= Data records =
────────

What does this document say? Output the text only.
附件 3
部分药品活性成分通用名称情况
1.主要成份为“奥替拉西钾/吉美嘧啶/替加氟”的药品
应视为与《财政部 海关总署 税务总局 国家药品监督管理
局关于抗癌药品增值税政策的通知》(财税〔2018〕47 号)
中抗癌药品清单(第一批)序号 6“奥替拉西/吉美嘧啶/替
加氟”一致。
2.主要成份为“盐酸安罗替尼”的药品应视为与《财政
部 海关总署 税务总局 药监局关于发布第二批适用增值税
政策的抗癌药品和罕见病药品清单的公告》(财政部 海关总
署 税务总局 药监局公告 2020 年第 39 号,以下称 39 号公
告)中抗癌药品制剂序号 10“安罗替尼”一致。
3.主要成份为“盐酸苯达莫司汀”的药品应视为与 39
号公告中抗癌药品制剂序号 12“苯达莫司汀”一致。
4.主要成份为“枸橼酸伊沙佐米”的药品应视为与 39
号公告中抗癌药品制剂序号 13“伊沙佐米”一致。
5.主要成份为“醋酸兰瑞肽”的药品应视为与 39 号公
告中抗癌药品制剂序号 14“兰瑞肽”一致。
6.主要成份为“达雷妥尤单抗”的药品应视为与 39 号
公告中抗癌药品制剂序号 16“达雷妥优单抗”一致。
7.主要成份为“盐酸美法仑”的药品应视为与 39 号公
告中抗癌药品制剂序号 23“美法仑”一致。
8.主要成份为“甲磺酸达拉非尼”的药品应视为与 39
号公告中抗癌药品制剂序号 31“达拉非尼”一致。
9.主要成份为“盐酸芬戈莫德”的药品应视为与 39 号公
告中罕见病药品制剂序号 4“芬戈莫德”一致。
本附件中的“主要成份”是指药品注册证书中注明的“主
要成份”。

────────

= TASK REQUIREMENTS =
Look for the word "税务总局" and return every line where it occurs.

= EXERCISE SOLUTION =
应视为与《财政部 海关总署 税务总局 国家药品监督管理
部 海关总署 税务总局 药监局关于发布第二批适用增值税
署 税务总局 药监局公告 2020 年第 39 号,以下称 39 号公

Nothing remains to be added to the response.